(Part of a data file)

——————————

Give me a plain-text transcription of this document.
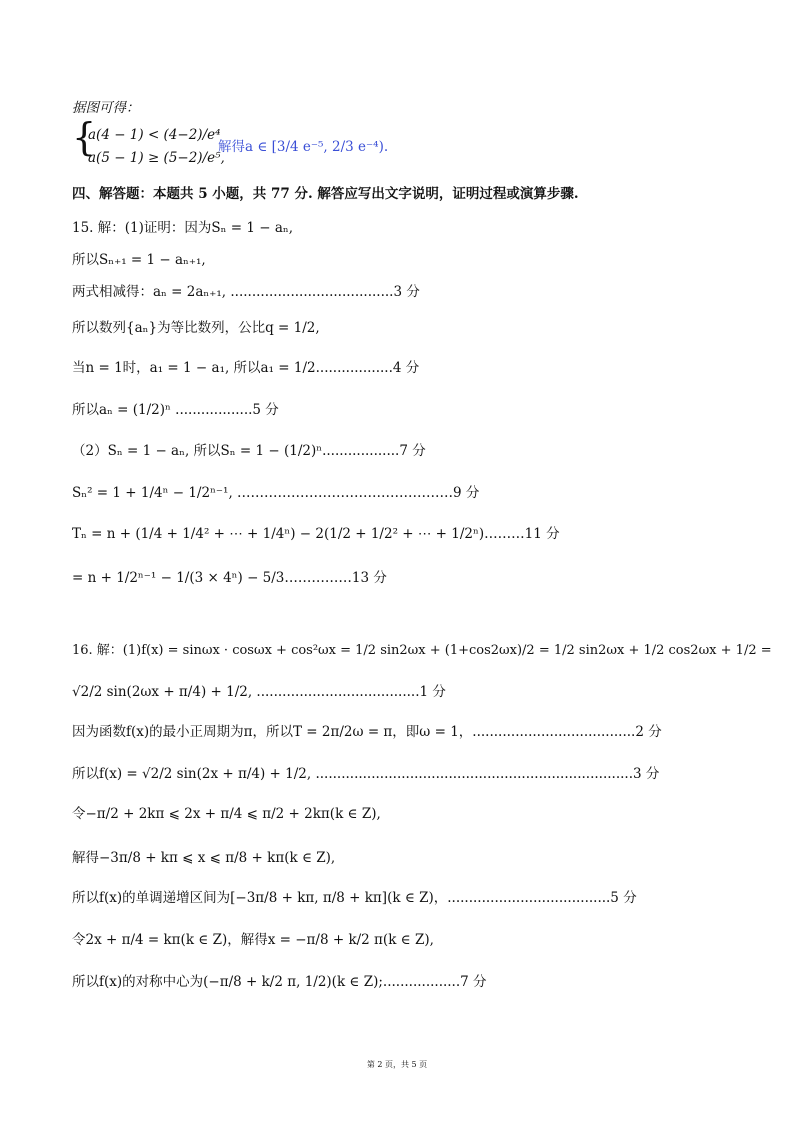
据图可得：
{
a(4 − 1) < (4−2)/e⁴
a(5 − 1) ≥ (5−2)/e⁵,
解得a ∈ [3/4 e⁻⁵, 2/3 e⁻⁴).
四、解答题：本题共 5 小题，共 77 分. 解答应写出文字说明，证明过程或演算步骤.
15. 解：(1)证明：因为Sₙ = 1 − aₙ,
所以Sₙ₊₁ = 1 − aₙ₊₁,
两式相减得：aₙ = 2aₙ₊₁, ......................................3 分
所以数列{aₙ}为等比数列，公比q = 1/2,
当n = 1时，a₁ = 1 − a₁, 所以a₁ = 1/2..................4 分
所以aₙ = (1/2)ⁿ ..................5 分
（2）Sₙ = 1 − aₙ, 所以Sₙ = 1 − (1/2)ⁿ..................7 分
Sₙ² = 1 + 1/4ⁿ − 1/2ⁿ⁻¹, …………………………………………9 分
Tₙ = n + (1/4 + 1/4² + ⋯ + 1/4ⁿ) − 2(1/2 + 1/2² + ⋯ + 1/2ⁿ)………11 分
= n + 1/2ⁿ⁻¹ − 1/(3 × 4ⁿ) − 5/3……………13 分
16. 解：(1)f(x) = sinωx · cosωx + cos²ωx = 1/2 sin2ωx + (1+cos2ωx)/2 = 1/2 sin2ωx + 1/2 cos2ωx + 1/2 =
√2/2 sin(2ωx + π/4) + 1/2, ......................................1 分
因为函数f(x)的最小正周期为π，所以T = 2π/2ω = π，即ω = 1，......................................2 分
所以f(x) = √2/2 sin(2x + π/4) + 1/2, ..........................................................................3 分
令−π/2 + 2kπ ⩽ 2x + π/4 ⩽ π/2 + 2kπ(k ∈ Z),
解得−3π/8 + kπ ⩽ x ⩽ π/8 + kπ(k ∈ Z),
所以f(x)的单调递增区间为[−3π/8 + kπ, π/8 + kπ](k ∈ Z)，......................................5 分
令2x + π/4 = kπ(k ∈ Z)，解得x = −π/8 + k/2 π(k ∈ Z),
所以f(x)的对称中心为(−π/8 + k/2 π, 1/2)(k ∈ Z);..................7 分
第 2 页，共 5 页
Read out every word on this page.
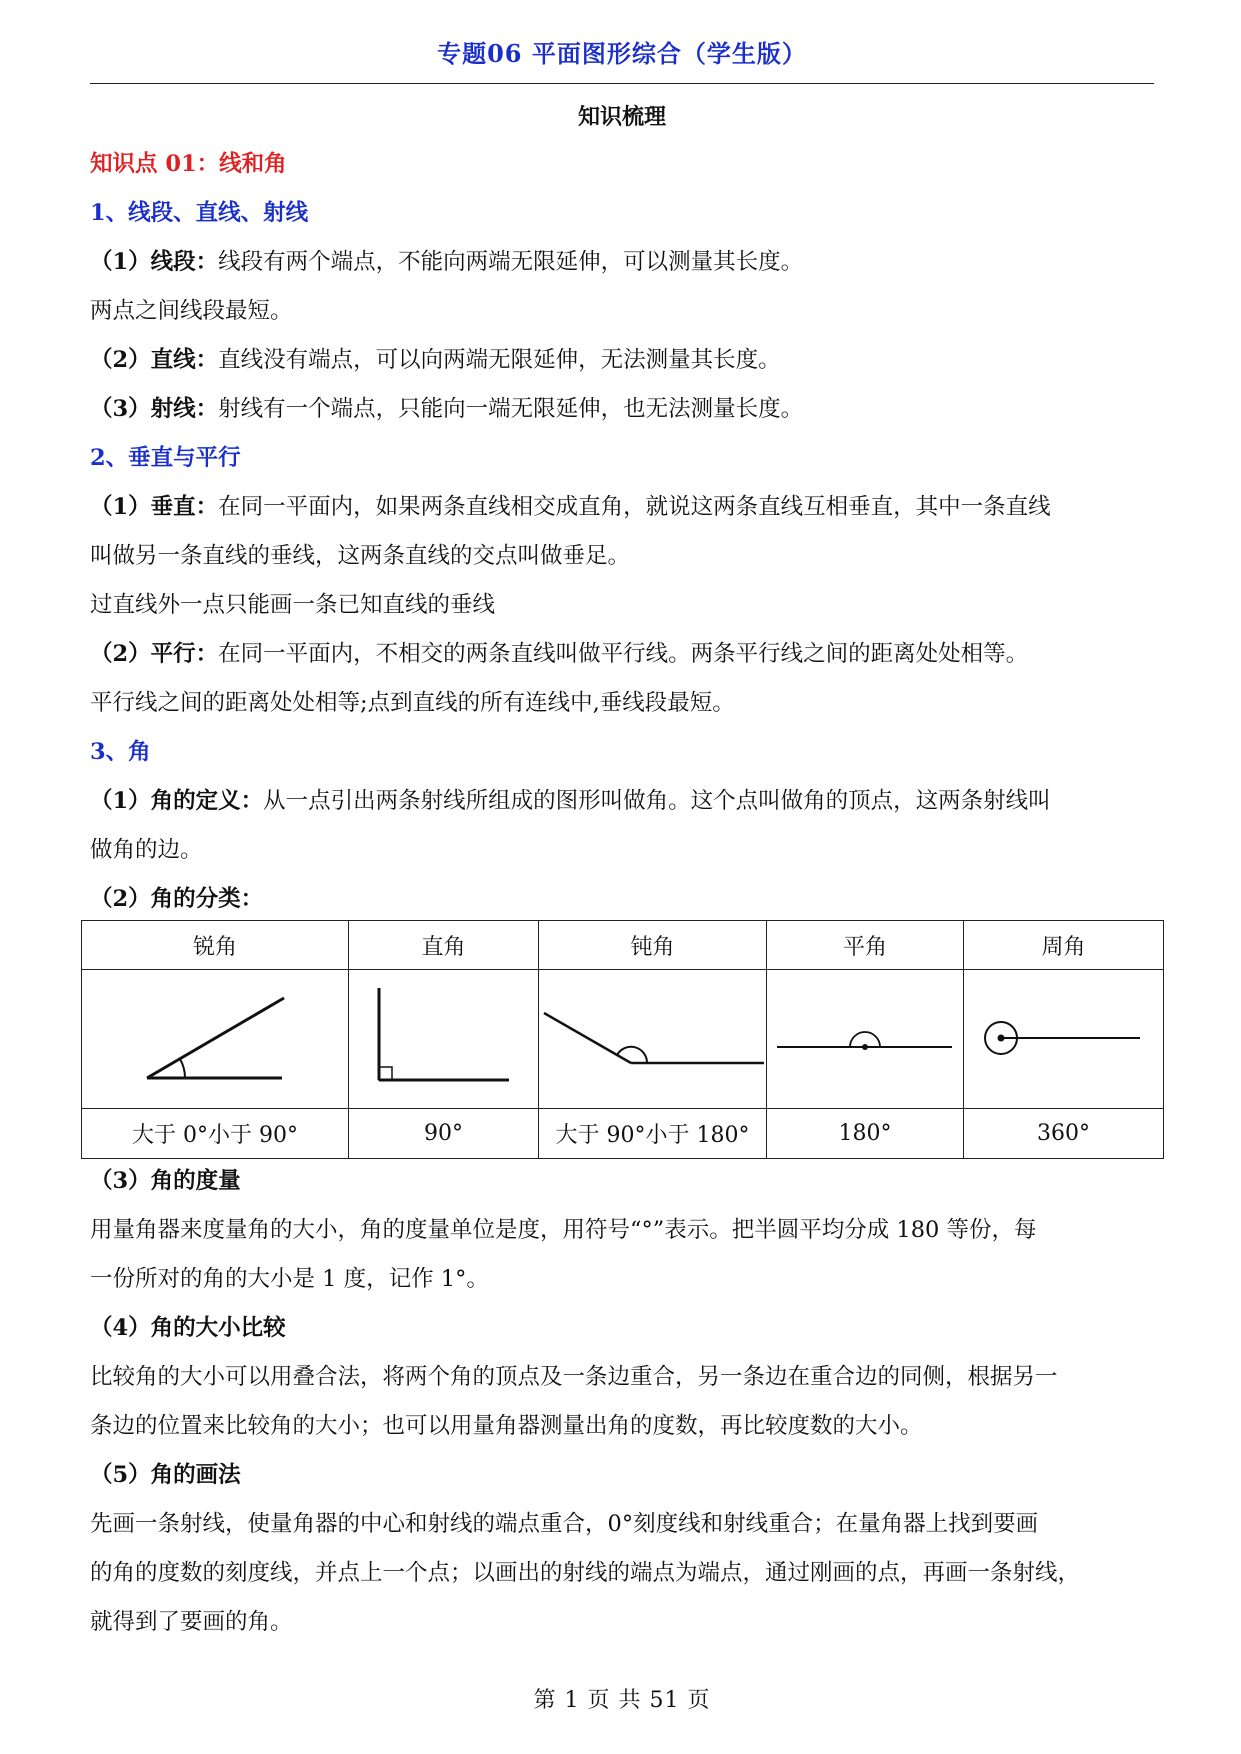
专题06 平面图形综合（学生版）
知识梳理
知识点 01：线和角
1、线段、直线、射线
（1）线段：线段有两个端点，不能向两端无限延伸，可以测量其长度。
两点之间线段最短。
（2）直线：直线没有端点，可以向两端无限延伸，无法测量其长度。
（3）射线：射线有一个端点，只能向一端无限延伸，也无法测量长度。
2、垂直与平行
（1）垂直：在同一平面内，如果两条直线相交成直角，就说这两条直线互相垂直，其中一条直线
叫做另一条直线的垂线，这两条直线的交点叫做垂足。
过直线外一点只能画一条已知直线的垂线
（2）平行：在同一平面内，不相交的两条直线叫做平行线。两条平行线之间的距离处处相等。
平行线之间的距离处处相等;点到直线的所有连线中,垂线段最短。
3、角
（1）角的定义：从一点引出两条射线所组成的图形叫做角。这个点叫做角的顶点，这两条射线叫
做角的边。
（2）角的分类：
锐角	直角	钝角	平角	周角

大于 0°小于 90°	90°	大于 90°小于 180°	180°	360°
（3）角的度量
用量角器来度量角的大小，角的度量单位是度，用符号“°”表示。把半圆平均分成 180 等份，每
一份所对的角的大小是 1 度，记作 1°。
（4）角的大小比较
比较角的大小可以用叠合法，将两个角的顶点及一条边重合，另一条边在重合边的同侧，根据另一
条边的位置来比较角的大小；也可以用量角器测量出角的度数，再比较度数的大小。
（5）角的画法
先画一条射线，使量角器的中心和射线的端点重合，0°刻度线和射线重合；在量角器上找到要画
的角的度数的刻度线，并点上一个点；以画出的射线的端点为端点，通过刚画的点，再画一条射线，
就得到了要画的角。
第 1 页 共 51 页
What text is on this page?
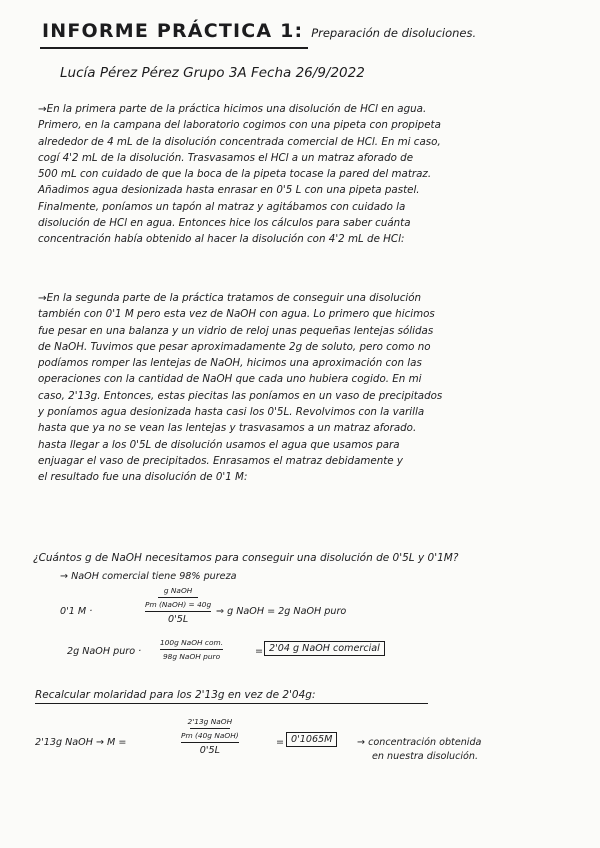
INFORME PRÁCTICA 1: Preparación de disoluciones.
Lucía Pérez Pérez Grupo 3A Fecha 26/9/2022
→En la primera parte de la práctica hicimos una disolución de HCl en agua.
Primero, en la campana del laboratorio cogimos con una pipeta con propipeta
alrededor de 4 mL de la disolución concentrada comercial de HCl. En mi caso,
cogí 4'2 mL de la disolución. Trasvasamos el HCl a un matraz aforado de
500 mL con cuidado de que la boca de la pipeta tocase la pared del matraz.
Añadimos agua desionizada hasta enrasar en 0'5 L con una pipeta pastel.
Finalmente, poníamos un tapón al matraz y agitábamos con cuidado la
disolución de HCl en agua. Entonces hice los cálculos para saber cuánta
concentración había obtenido al hacer la disolución con 4'2 mL de HCl:
→En la segunda parte de la práctica tratamos de conseguir una disolución
también con 0'1 M pero esta vez de NaOH con agua. Lo primero que hicimos
fue pesar en una balanza y un vidrio de reloj unas pequeñas lentejas sólidas
de NaOH. Tuvimos que pesar aproximadamente 2g de soluto, pero como no
podíamos romper las lentejas de NaOH, hicimos una aproximación con las
operaciones con la cantidad de NaOH que cada uno hubiera cogido. En mi
caso, 2'13g. Entonces, estas piecitas las poníamos en un vaso de precipitados
y poníamos agua desionizada hasta casi los 0'5L. Revolvimos con la varilla
hasta que ya no se vean las lentejas y trasvasamos a un matraz aforado.
hasta llegar a los 0'5L de disolución usamos el agua que usamos para
enjuagar el vaso de precipitados. Enrasamos el matraz debidamente y
el resultado fue una disolución de 0'1 M:
¿Cuántos g de NaOH necesitamos para conseguir una disolución de 0'5L y 0'1M?
→ NaOH comercial tiene 98% pureza
0'1 M ·
g NaOH
Pm (NaOH) = 40g
0'5L
⇒ g NaOH = 2g NaOH puro
2g NaOH puro ·
100g NaOH com.
98g NaOH puro	= 2'04 g NaOH comercial
Recalcular molaridad para los 2'13g en vez de 2'04g:
2'13g NaOH → M =
2'13g NaOH
Pm (40g NaOH)
0'5L
= 0'1065M	→ concentración obtenida
en nuestra disolución.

——————————

DIRECTIONS FOR THIS TASK.
Leave out all images, then reproduce the entries above exactly.

EXERCISE OUTPUT.
Give me a plain-text transcription of this document.
据图可得：
{
a(4 − 1) < (4−2)/e⁴
a(5 − 1) ≥ (5−2)/e⁵,
解得a ∈ [3/4 e⁻⁵, 2/3 e⁻⁴).
四、解答题：本题共 5 小题，共 77 分. 解答应写出文字说明，证明过程或演算步骤.
15. 解：(1)证明：因为Sₙ = 1 − aₙ,
所以Sₙ₊₁ = 1 − aₙ₊₁,
两式相减得：aₙ = 2aₙ₊₁, ......................................3 分
所以数列{aₙ}为等比数列，公比q = 1/2,
当n = 1时，a₁ = 1 − a₁, 所以a₁ = 1/2..................4 分
所以aₙ = (1/2)ⁿ ..................5 分
（2）Sₙ = 1 − aₙ, 所以Sₙ = 1 − (1/2)ⁿ..................7 分
Sₙ² = 1 + 1/4ⁿ − 1/2ⁿ⁻¹, …………………………………………9 分
Tₙ = n + (1/4 + 1/4² + ⋯ + 1/4ⁿ) − 2(1/2 + 1/2² + ⋯ + 1/2ⁿ)………11 分
= n + 1/2ⁿ⁻¹ − 1/(3 × 4ⁿ) − 5/3……………13 分
16. 解：(1)f(x) = sinωx · cosωx + cos²ωx = 1/2 sin2ωx + (1+cos2ωx)/2 = 1/2 sin2ωx + 1/2 cos2ωx + 1/2 =
√2/2 sin(2ωx + π/4) + 1/2, ......................................1 分
因为函数f(x)的最小正周期为π，所以T = 2π/2ω = π，即ω = 1，......................................2 分
所以f(x) = √2/2 sin(2x + π/4) + 1/2, ..........................................................................3 分
令−π/2 + 2kπ ⩽ 2x + π/4 ⩽ π/2 + 2kπ(k ∈ Z),
解得−3π/8 + kπ ⩽ x ⩽ π/8 + kπ(k ∈ Z),
所以f(x)的单调递增区间为[−3π/8 + kπ, π/8 + kπ](k ∈ Z)，......................................5 分
令2x + π/4 = kπ(k ∈ Z)，解得x = −π/8 + k/2 π(k ∈ Z),
所以f(x)的对称中心为(−π/8 + k/2 π, 1/2)(k ∈ Z);..................7 分
第 2 页，共 5 页
Read out every word on this page.
专题06 平面图形综合（学生版）
知识梳理
知识点 01：线和角
1、线段、直线、射线
（1）线段：线段有两个端点，不能向两端无限延伸，可以测量其长度。
两点之间线段最短。
（2）直线：直线没有端点，可以向两端无限延伸，无法测量其长度。
（3）射线：射线有一个端点，只能向一端无限延伸，也无法测量长度。
2、垂直与平行
（1）垂直：在同一平面内，如果两条直线相交成直角，就说这两条直线互相垂直，其中一条直线
叫做另一条直线的垂线，这两条直线的交点叫做垂足。
过直线外一点只能画一条已知直线的垂线
（2）平行：在同一平面内，不相交的两条直线叫做平行线。两条平行线之间的距离处处相等。
平行线之间的距离处处相等;点到直线的所有连线中,垂线段最短。
3、角
（1）角的定义：从一点引出两条射线所组成的图形叫做角。这个点叫做角的顶点，这两条射线叫
做角的边。
（2）角的分类：
锐角	直角	钝角	平角	周角

大于 0°小于 90°	90°	大于 90°小于 180°	180°	360°
（3）角的度量
用量角器来度量角的大小，角的度量单位是度，用符号“°”表示。把半圆平均分成 180 等份，每
一份所对的角的大小是 1 度，记作 1°。
（4）角的大小比较
比较角的大小可以用叠合法，将两个角的顶点及一条边重合，另一条边在重合边的同侧，根据另一
条边的位置来比较角的大小；也可以用量角器测量出角的度数，再比较度数的大小。
（5）角的画法
先画一条射线，使量角器的中心和射线的端点重合，0°刻度线和射线重合；在量角器上找到要画
的角的度数的刻度线，并点上一个点；以画出的射线的端点为端点，通过刚画的点，再画一条射线，
就得到了要画的角。
第 1 页 共 51 页
What text is on this page?
INFORME PRÁCTICA 1: Preparación de disoluciones.
Lucía Pérez Pérez Grupo 3A Fecha 26/9/2022
→En la primera parte de la práctica hicimos una disolución de HCl en agua.
Primero, en la campana del laboratorio cogimos con una pipeta con propipeta
alrededor de 4 mL de la disolución concentrada comercial de HCl. En mi caso,
cogí 4'2 mL de la disolución. Trasvasamos el HCl a un matraz aforado de
500 mL con cuidado de que la boca de la pipeta tocase la pared del matraz.
Añadimos agua desionizada hasta enrasar en 0'5 L con una pipeta pastel.
Finalmente, poníamos un tapón al matraz y agitábamos con cuidado la
disolución de HCl en agua. Entonces hice los cálculos para saber cuánta
concentración había obtenido al hacer la disolución con 4'2 mL de HCl:
→En la segunda parte de la práctica tratamos de conseguir una disolución
también con 0'1 M pero esta vez de NaOH con agua. Lo primero que hicimos
fue pesar en una balanza y un vidrio de reloj unas pequeñas lentejas sólidas
de NaOH. Tuvimos que pesar aproximadamente 2g de soluto, pero como no
podíamos romper las lentejas de NaOH, hicimos una aproximación con las
operaciones con la cantidad de NaOH que cada uno hubiera cogido. En mi
caso, 2'13g. Entonces, estas piecitas las poníamos en un vaso de precipitados
y poníamos agua desionizada hasta casi los 0'5L. Revolvimos con la varilla
hasta que ya no se vean las lentejas y trasvasamos a un matraz aforado.
hasta llegar a los 0'5L de disolución usamos el agua que usamos para
enjuagar el vaso de precipitados. Enrasamos el matraz debidamente y
el resultado fue una disolución de 0'1 M:
¿Cuántos g de NaOH necesitamos para conseguir una disolución de 0'5L y 0'1M?
→ NaOH comercial tiene 98% pureza
0'1 M ·
g NaOH
Pm (NaOH) = 40g
0'5L
⇒ g NaOH = 2g NaOH puro
2g NaOH puro ·
100g NaOH com.
98g NaOH puro	= 2'04 g NaOH comercial
Recalcular molaridad para los 2'13g en vez de 2'04g:
2'13g NaOH → M =
2'13g NaOH
Pm (40g NaOH)
0'5L
= 0'1065M	→ concentración obtenida
en nuestra disolución.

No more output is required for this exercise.